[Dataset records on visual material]
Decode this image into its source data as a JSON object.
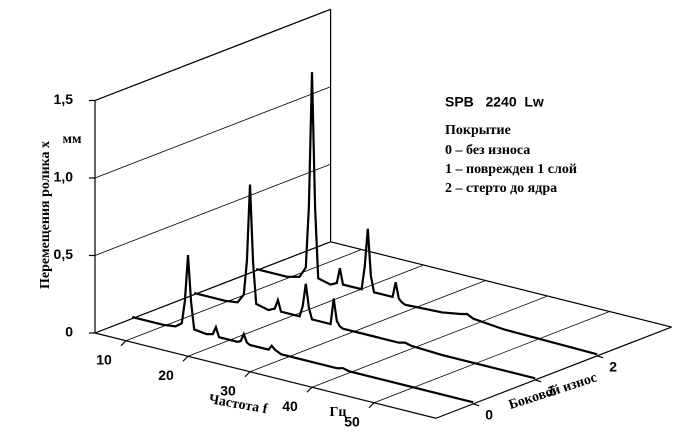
{
  "chart_data": {
    "type": "waterfall",
    "title": "SPB   2240  Lw",
    "legend_title": "Покрытие",
    "y_label": "Перемещения ролика x",
    "y_unit": "мм",
    "x_label": "Частота f",
    "x_unit": "Гц",
    "z_label": "Боковой износ",
    "x": [
      5,
      10,
      12,
      13,
      13.5,
      14,
      14.5,
      15,
      17,
      18,
      18.5,
      19,
      22,
      22.5,
      23,
      23.5,
      24,
      27,
      27.5,
      28,
      28.5,
      29,
      35,
      38,
      39,
      40,
      45,
      60
    ],
    "series": [
      {
        "name": "0 – без износа",
        "z": 0,
        "color": "#000000",
        "values": [
          0.01,
          0.01,
          0.02,
          0.05,
          0.2,
          0.5,
          0.2,
          0.03,
          0.02,
          0.03,
          0.08,
          0.02,
          0.02,
          0.03,
          0.08,
          0.03,
          0.02,
          0.02,
          0.05,
          0.03,
          0.02,
          0.01,
          0.01,
          0.01,
          0.02,
          0.01,
          0.01,
          0.01
        ]
      },
      {
        "name": "1 – поврежден 1 слой",
        "z": 1,
        "color": "#000000",
        "values": [
          0.01,
          0.01,
          0.02,
          0.08,
          0.3,
          0.8,
          0.3,
          0.04,
          0.02,
          0.04,
          0.1,
          0.03,
          0.03,
          0.1,
          0.25,
          0.1,
          0.03,
          0.03,
          0.2,
          0.06,
          0.03,
          0.02,
          0.02,
          0.02,
          0.03,
          0.02,
          0.01,
          0.01
        ]
      },
      {
        "name": "2 – стерто до ядра",
        "z": 2,
        "color": "#000000",
        "values": [
          0.01,
          0.01,
          0.03,
          0.1,
          0.5,
          1.37,
          0.5,
          0.05,
          0.03,
          0.05,
          0.15,
          0.05,
          0.05,
          0.2,
          0.45,
          0.15,
          0.05,
          0.05,
          0.15,
          0.05,
          0.03,
          0.02,
          0.03,
          0.05,
          0.06,
          0.04,
          0.02,
          0.01
        ]
      }
    ],
    "xlim": [
      5,
      60
    ],
    "xticks": [
      10,
      20,
      30,
      40,
      50
    ],
    "ylim": [
      0,
      1.5
    ],
    "yticks": [
      0,
      {
        "value": 0.5,
        "label": "0,5"
      },
      {
        "value": 1.0,
        "label": "1,0"
      },
      {
        "value": 1.5,
        "label": "1,5"
      }
    ],
    "zlim": [
      -0.6,
      3.2
    ],
    "zticks": [
      0,
      1,
      2
    ],
    "grid": true
  }
}
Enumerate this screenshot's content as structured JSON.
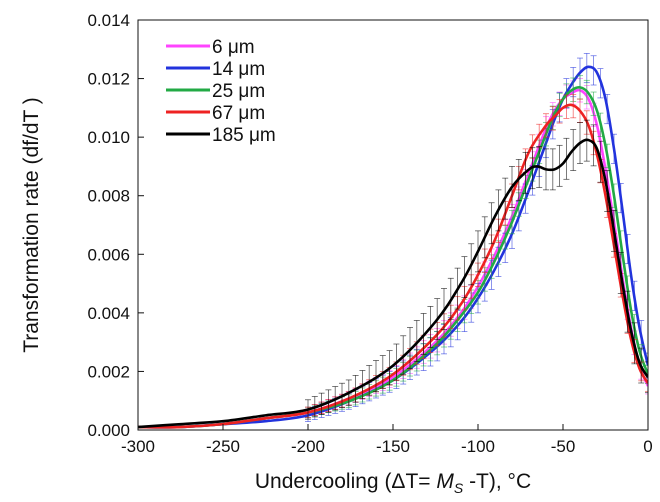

# WHAT TO DO:
Which lines above contain "this"? Show each of them.

# TASK ANSWER:
Decode this image into its source data as a JSON object.
Enumerate this screenshot's content as structured JSON.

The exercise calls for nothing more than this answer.